
    The private insurance industry is why we’re in this mess – now they are essentially saying “Oh! You wanted us to actually provide affordable health care to everyone, instead of serving our for-profit shareholders, driving profit by restricting coverage and refusing payments? Why didn’t you say so?! Now that you’ve spoken up, we’ll get right on that, you betcha.”

    It’s so clearly a situation in which a change is NOT going to happen that the suggestion of a trigger mechanism is clearly just the sort of duplicitous game suggested in this post. It isn’t really about giving the industry time to reform itself, it’s about giving the industry cover by “kicking the can further down the road”.

  4. I think this particular fight – health care – will be seen as a defining moment for Obama. If he can’t make the public option fly – and loses to the watered down smoke and mirrors trigger espoused by the “moderates” – his administration will be seen largely as a failure.

    The jury is still out on his economic program, but I expect a minor recovery by later 2009-2010, followed by an even deeper and longer recession. The economy won’t really rebound until all the housing problems are behind us. I am pleased that Obama tried to soften the blow of this depression for many, but I also sense that events economically are in motion that are 1) beyond the ability of his team to control, and 2) his team is part of the problem.

    What’s funny, in an up-is-down way, is that the arguments against the public option revolve around the idea that without the overhead of private insurance companies, the public option will be able to undercut them, potentially driving them out of business. The people making this argument are unable to see that this is not a bug, it’s a feature. Spending less money on health care is a good thing, not a bad, and they’re unable to get out of the way, and get behind this. The only good thing about this, is that at least people are focused on this “problem” instead of on some irrelevant distraction.

    As for a Corporatist Party vs a Citizen Party – until we have public financing of elections, we’ll at best have a weak “citizen” party, that on extremely rare occasions – when the corporate beast stumbles – briefly gets the upper hand. Most of us hoped that this is what happened on November 4, 2008, but as we’ve seen, the Corporatists are far from dead. I’ve been reading the business press these last few weeks, and the right wing garbage they continue to spew, in the age of Obama, is appalling. They’ve simply gone underground.
——
APPLY WHAT YOU READ
1. Summarize the commentary on health care and politics in three sentences.
2. Return the passage of the commentary on health care and politics starting with "What’s funny, in" and going on through "some irrelevant distraction.".

Bounding box prediction data
——
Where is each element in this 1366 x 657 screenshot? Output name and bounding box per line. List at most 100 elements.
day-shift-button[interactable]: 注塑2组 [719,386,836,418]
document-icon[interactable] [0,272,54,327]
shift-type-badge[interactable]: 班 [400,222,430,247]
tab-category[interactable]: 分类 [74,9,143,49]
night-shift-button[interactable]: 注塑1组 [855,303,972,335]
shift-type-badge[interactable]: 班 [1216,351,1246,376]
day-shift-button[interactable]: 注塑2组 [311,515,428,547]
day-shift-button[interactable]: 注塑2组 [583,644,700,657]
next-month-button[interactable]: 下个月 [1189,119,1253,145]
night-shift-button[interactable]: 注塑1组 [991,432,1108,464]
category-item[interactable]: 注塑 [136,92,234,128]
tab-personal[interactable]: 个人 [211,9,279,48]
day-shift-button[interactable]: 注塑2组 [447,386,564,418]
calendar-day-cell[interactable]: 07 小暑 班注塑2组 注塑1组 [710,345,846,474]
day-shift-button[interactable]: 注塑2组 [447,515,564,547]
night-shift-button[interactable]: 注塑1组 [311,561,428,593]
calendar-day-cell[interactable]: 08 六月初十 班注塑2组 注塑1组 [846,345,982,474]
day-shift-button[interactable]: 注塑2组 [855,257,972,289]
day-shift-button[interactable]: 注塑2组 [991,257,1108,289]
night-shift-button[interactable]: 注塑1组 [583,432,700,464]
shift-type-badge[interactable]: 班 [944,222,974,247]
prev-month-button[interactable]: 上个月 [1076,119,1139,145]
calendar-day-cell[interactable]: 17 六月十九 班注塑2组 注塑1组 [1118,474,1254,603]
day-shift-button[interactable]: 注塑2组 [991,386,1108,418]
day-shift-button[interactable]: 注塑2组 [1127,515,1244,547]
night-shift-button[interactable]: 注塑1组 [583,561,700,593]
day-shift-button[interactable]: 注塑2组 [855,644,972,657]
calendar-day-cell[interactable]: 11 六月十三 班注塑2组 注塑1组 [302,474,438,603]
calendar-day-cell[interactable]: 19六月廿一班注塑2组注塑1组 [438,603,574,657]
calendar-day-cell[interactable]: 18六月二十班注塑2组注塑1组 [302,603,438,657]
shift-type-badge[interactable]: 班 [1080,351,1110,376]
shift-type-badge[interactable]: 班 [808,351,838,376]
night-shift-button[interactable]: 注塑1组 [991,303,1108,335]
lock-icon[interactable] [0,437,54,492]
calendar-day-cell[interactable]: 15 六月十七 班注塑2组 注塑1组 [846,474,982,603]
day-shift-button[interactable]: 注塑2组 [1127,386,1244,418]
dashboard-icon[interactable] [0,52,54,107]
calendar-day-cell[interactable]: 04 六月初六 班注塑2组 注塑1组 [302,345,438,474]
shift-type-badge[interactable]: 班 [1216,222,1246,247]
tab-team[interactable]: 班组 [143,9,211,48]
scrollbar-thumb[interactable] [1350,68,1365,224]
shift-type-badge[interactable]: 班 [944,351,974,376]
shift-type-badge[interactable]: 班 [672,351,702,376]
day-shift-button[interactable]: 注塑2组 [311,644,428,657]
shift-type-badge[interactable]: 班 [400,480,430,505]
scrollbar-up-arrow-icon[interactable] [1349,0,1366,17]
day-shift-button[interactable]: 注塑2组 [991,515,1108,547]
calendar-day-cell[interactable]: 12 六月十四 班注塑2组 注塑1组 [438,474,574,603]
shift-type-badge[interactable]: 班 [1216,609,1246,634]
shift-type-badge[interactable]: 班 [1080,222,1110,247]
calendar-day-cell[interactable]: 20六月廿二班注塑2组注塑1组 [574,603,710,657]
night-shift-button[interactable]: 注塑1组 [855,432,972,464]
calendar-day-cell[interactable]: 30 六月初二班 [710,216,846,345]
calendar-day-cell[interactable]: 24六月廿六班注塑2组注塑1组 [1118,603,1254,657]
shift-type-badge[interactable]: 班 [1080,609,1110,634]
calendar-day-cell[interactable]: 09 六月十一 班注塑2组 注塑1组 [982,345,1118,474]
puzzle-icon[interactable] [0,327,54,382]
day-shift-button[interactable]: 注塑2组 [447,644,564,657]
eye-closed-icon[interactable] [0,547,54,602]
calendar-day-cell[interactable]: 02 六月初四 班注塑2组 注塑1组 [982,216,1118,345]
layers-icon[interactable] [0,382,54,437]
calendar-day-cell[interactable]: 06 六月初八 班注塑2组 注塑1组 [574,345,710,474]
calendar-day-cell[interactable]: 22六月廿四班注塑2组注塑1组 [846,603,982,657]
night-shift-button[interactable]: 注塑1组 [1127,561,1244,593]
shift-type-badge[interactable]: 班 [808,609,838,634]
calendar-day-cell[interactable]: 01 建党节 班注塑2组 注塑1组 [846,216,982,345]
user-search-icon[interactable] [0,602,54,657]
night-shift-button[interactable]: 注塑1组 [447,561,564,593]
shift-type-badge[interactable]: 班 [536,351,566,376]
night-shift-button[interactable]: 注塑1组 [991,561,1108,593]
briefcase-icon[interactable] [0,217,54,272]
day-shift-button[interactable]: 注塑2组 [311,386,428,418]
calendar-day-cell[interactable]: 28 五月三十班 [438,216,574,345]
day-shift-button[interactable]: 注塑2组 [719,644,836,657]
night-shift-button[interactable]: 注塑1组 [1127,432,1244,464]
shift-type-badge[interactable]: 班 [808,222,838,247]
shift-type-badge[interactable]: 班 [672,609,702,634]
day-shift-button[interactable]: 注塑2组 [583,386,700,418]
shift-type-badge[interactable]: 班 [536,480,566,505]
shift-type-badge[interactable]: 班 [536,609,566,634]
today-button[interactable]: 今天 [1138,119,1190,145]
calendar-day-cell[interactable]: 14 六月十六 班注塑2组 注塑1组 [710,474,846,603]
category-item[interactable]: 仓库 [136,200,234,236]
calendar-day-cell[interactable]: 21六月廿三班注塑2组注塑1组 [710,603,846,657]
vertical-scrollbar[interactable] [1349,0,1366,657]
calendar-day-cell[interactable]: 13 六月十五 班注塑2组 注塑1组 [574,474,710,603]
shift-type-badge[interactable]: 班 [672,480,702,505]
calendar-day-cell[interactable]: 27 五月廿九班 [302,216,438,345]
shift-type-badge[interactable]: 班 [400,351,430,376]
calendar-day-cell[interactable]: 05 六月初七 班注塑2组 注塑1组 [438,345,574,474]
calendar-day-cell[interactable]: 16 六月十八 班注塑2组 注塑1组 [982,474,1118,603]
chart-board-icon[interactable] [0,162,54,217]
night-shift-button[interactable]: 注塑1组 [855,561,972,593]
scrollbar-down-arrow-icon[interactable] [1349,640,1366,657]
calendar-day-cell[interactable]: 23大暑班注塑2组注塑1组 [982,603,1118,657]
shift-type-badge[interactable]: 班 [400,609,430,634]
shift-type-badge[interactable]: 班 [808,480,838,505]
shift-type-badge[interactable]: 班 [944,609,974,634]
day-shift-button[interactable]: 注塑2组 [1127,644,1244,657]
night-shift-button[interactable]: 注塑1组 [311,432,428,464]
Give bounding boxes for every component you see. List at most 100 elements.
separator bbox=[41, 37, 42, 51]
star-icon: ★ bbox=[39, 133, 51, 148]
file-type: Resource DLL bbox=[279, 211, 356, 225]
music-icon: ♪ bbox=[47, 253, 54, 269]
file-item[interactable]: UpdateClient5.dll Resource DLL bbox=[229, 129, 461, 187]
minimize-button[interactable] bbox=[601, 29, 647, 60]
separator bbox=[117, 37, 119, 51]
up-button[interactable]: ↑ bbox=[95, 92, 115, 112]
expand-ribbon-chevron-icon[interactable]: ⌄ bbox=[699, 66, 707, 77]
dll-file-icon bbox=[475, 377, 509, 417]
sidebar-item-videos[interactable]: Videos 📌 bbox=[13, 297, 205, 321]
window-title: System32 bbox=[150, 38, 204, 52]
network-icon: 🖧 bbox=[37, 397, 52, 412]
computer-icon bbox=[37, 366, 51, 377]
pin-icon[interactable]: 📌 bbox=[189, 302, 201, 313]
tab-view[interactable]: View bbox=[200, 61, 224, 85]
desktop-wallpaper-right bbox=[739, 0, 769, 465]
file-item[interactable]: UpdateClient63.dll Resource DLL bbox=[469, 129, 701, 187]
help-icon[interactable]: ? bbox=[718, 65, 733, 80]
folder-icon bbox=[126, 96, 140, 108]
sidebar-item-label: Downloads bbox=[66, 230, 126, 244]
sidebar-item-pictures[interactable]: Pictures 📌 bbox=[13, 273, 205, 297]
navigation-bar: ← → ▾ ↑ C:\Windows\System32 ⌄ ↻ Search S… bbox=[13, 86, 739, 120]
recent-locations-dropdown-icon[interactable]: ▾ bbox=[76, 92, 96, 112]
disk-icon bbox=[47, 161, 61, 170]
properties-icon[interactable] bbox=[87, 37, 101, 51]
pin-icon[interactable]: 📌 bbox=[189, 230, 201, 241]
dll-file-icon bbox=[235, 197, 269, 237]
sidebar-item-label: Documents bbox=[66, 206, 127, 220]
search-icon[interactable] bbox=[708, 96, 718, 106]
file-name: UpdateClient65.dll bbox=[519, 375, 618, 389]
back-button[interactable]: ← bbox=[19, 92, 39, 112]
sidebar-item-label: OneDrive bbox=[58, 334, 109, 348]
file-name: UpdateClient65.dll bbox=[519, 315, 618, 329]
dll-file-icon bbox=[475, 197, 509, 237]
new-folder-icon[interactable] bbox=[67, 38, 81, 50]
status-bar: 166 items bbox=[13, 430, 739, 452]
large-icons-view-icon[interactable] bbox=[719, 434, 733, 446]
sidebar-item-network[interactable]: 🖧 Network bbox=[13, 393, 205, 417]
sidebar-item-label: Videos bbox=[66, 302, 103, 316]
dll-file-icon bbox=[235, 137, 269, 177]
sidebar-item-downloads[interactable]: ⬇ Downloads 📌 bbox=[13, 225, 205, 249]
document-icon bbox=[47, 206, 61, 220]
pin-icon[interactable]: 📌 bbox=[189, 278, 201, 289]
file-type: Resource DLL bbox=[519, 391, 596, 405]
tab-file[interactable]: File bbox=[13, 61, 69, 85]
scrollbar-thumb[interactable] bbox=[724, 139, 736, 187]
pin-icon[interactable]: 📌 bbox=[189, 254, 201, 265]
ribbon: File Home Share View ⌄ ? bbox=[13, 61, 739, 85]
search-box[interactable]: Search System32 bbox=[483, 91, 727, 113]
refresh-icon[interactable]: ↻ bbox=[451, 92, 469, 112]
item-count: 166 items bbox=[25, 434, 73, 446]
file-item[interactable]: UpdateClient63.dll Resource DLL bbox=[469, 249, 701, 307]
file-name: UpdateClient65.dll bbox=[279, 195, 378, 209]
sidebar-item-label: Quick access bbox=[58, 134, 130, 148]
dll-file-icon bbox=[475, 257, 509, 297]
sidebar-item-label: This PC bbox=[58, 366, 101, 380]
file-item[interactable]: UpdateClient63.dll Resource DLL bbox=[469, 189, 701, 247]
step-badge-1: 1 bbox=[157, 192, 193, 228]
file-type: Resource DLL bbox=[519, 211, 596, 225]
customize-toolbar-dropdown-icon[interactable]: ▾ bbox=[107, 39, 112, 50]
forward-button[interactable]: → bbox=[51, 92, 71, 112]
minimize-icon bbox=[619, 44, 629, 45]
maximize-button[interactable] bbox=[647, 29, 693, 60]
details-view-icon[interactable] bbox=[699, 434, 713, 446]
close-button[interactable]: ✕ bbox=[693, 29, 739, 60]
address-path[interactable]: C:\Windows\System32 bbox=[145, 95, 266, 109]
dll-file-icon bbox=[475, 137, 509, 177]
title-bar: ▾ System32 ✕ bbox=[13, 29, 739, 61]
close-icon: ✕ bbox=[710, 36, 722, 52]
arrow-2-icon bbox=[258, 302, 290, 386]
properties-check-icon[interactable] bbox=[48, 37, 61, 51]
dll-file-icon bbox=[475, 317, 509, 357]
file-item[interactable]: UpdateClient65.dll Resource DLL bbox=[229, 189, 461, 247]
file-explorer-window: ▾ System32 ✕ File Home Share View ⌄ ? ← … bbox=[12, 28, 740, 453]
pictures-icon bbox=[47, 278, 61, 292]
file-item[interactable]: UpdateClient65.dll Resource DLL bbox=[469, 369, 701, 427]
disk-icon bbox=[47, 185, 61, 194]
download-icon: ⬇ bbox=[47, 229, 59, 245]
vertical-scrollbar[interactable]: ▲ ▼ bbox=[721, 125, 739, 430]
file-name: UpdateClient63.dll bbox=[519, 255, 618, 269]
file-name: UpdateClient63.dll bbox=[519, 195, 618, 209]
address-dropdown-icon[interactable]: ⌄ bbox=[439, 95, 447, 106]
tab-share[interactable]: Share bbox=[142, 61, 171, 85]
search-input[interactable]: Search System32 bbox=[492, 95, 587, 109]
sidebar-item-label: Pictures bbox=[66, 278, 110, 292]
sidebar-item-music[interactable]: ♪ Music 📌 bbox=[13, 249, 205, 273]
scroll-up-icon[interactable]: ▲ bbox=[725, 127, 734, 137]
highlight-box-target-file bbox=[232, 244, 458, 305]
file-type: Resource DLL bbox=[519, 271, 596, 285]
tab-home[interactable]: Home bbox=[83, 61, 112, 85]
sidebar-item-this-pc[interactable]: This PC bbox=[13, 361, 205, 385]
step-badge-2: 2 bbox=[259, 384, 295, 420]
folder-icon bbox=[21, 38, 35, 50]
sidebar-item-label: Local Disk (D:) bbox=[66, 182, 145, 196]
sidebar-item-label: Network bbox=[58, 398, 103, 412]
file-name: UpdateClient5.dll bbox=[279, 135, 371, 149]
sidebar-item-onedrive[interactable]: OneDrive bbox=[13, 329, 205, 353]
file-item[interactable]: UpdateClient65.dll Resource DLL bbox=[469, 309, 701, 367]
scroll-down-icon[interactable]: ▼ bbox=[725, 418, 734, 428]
——
ANSWERS TO THE TASKS
1. The writer holds the private insurance industry responsible for the health care mess and calls the proposed trigger mechanism a way of giving the industry cover rather than time to reform itself. The writer expects the health care fight to be a defining moment for Obama, one in which losing the public option would mark his administration largely as a failure. The writer also predicts a minor recovery followed by a deeper recession, says that a public option undercutting private insurers is a feature rather than a bug, and argues that without public financing of elections a citizen party will stay weak against the Corporatists.

2.
What’s funny, in an up-is-down way, is that the arguments against the public option revolve around the idea that without the overhead of private insurance companies, the public option will be able to undercut them, potentially driving them out of business. The people making this argument are unable to see that this is not a bug, it’s a feature. Spending less money on health care is a good thing, not a bad, and they’re unable to get out of the way, and get behind this. The only good thing about this, is that at least people are focused on this “problem” instead of on some irrelevant distraction.